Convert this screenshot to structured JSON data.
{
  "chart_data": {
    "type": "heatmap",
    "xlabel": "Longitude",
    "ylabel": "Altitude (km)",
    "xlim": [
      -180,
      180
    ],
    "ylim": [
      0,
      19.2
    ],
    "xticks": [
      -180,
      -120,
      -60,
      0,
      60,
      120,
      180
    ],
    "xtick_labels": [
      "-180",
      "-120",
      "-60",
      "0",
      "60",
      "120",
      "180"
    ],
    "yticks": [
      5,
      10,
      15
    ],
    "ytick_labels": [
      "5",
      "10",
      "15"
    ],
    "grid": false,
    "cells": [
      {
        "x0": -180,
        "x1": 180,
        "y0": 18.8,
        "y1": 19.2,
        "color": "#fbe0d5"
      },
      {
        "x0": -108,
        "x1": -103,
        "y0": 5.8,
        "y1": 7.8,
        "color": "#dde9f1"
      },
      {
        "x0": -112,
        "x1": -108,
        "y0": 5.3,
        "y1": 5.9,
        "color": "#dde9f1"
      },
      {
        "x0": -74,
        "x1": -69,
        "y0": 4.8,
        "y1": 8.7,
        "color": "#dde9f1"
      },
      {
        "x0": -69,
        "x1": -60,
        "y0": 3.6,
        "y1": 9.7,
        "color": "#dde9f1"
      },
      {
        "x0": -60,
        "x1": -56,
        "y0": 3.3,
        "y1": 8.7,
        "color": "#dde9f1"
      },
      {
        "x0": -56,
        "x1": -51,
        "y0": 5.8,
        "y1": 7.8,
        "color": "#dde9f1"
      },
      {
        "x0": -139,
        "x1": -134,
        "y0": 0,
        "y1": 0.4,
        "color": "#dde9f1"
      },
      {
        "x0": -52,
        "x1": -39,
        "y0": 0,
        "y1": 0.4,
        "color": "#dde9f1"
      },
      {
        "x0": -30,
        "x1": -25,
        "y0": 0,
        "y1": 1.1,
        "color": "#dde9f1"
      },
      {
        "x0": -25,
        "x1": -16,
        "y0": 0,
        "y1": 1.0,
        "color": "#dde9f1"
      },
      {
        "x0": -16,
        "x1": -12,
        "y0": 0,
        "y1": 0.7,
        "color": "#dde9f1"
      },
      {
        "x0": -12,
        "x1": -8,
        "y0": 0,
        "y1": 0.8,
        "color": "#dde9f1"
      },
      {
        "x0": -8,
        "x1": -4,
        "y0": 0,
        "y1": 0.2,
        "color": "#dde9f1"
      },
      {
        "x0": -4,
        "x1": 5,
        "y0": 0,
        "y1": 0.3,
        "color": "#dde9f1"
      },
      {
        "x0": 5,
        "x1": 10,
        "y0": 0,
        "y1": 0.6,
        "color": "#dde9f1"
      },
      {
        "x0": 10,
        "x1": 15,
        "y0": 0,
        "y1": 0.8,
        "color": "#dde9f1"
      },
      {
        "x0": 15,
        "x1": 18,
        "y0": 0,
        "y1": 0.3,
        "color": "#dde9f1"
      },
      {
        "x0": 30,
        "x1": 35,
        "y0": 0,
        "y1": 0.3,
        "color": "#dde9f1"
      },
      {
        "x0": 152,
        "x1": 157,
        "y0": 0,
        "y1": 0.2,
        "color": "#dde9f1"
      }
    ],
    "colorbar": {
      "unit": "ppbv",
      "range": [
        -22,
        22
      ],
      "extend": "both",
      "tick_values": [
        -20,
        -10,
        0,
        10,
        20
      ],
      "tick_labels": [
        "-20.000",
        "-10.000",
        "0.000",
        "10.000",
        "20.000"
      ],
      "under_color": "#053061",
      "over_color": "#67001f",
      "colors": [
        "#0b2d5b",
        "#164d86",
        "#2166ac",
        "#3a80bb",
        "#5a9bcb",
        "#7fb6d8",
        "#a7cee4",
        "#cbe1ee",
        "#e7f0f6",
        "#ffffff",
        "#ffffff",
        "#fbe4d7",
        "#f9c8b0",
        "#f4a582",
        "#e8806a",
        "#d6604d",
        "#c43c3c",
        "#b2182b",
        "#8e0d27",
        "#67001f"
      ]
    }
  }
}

────────

_Requirement_: Every entry should be output exactly as written, please.

_Problem solution_:
Convert this screenshot to structured JSON data.
{
  "chart_data": {
    "type": "heatmap",
    "xlabel": "Longitude",
    "ylabel": "Altitude (km)",
    "xlim": [
      -180,
      180
    ],
    "ylim": [
      0,
      19.2
    ],
    "xticks": [
      -180,
      -120,
      -60,
      0,
      60,
      120,
      180
    ],
    "xtick_labels": [
      "-180",
      "-120",
      "-60",
      "0",
      "60",
      "120",
      "180"
    ],
    "yticks": [
      5,
      10,
      15
    ],
    "ytick_labels": [
      "5",
      "10",
      "15"
    ],
    "grid": false,
    "cells": [
      {
        "x0": -180,
        "x1": 180,
        "y0": 18.8,
        "y1": 19.2,
        "color": "#fbe0d5"
      },
      {
        "x0": -108,
        "x1": -103,
        "y0": 5.8,
        "y1": 7.8,
        "color": "#dde9f1"
      },
      {
        "x0": -112,
        "x1": -108,
        "y0": 5.3,
        "y1": 5.9,
        "color": "#dde9f1"
      },
      {
        "x0": -74,
        "x1": -69,
        "y0": 4.8,
        "y1": 8.7,
        "color": "#dde9f1"
      },
      {
        "x0": -69,
        "x1": -60,
        "y0": 3.6,
        "y1": 9.7,
        "color": "#dde9f1"
      },
      {
        "x0": -60,
        "x1": -56,
        "y0": 3.3,
        "y1": 8.7,
        "color": "#dde9f1"
      },
      {
        "x0": -56,
        "x1": -51,
        "y0": 5.8,
        "y1": 7.8,
        "color": "#dde9f1"
      },
      {
        "x0": -139,
        "x1": -134,
        "y0": 0,
        "y1": 0.4,
        "color": "#dde9f1"
      },
      {
        "x0": -52,
        "x1": -39,
        "y0": 0,
        "y1": 0.4,
        "color": "#dde9f1"
      },
      {
        "x0": -30,
        "x1": -25,
        "y0": 0,
        "y1": 1.1,
        "color": "#dde9f1"
      },
      {
        "x0": -25,
        "x1": -16,
        "y0": 0,
        "y1": 1.0,
        "color": "#dde9f1"
      },
      {
        "x0": -16,
        "x1": -12,
        "y0": 0,
        "y1": 0.7,
        "color": "#dde9f1"
      },
      {
        "x0": -12,
        "x1": -8,
        "y0": 0,
        "y1": 0.8,
        "color": "#dde9f1"
      },
      {
        "x0": -8,
        "x1": -4,
        "y0": 0,
        "y1": 0.2,
        "color": "#dde9f1"
      },
      {
        "x0": -4,
        "x1": 5,
        "y0": 0,
        "y1": 0.3,
        "color": "#dde9f1"
      },
      {
        "x0": 5,
        "x1": 10,
        "y0": 0,
        "y1": 0.6,
        "color": "#dde9f1"
      },
      {
        "x0": 10,
        "x1": 15,
        "y0": 0,
        "y1": 0.8,
        "color": "#dde9f1"
      },
      {
        "x0": 15,
        "x1": 18,
        "y0": 0,
        "y1": 0.3,
        "color": "#dde9f1"
      },
      {
        "x0": 30,
        "x1": 35,
        "y0": 0,
        "y1": 0.3,
        "color": "#dde9f1"
      },
      {
        "x0": 152,
        "x1": 157,
        "y0": 0,
        "y1": 0.2,
        "color": "#dde9f1"
      }
    ],
    "colorbar": {
      "unit": "ppbv",
      "range": [
        -22,
        22
      ],
      "extend": "both",
      "tick_values": [
        -20,
        -10,
        0,
        10,
        20
      ],
      "tick_labels": [
        "-20.000",
        "-10.000",
        "0.000",
        "10.000",
        "20.000"
      ],
      "under_color": "#053061",
      "over_color": "#67001f",
      "colors": [
        "#0b2d5b",
        "#164d86",
        "#2166ac",
        "#3a80bb",
        "#5a9bcb",
        "#7fb6d8",
        "#a7cee4",
        "#cbe1ee",
        "#e7f0f6",
        "#ffffff",
        "#ffffff",
        "#fbe4d7",
        "#f9c8b0",
        "#f4a582",
        "#e8806a",
        "#d6604d",
        "#c43c3c",
        "#b2182b",
        "#8e0d27",
        "#67001f"
      ]
    }
  }
}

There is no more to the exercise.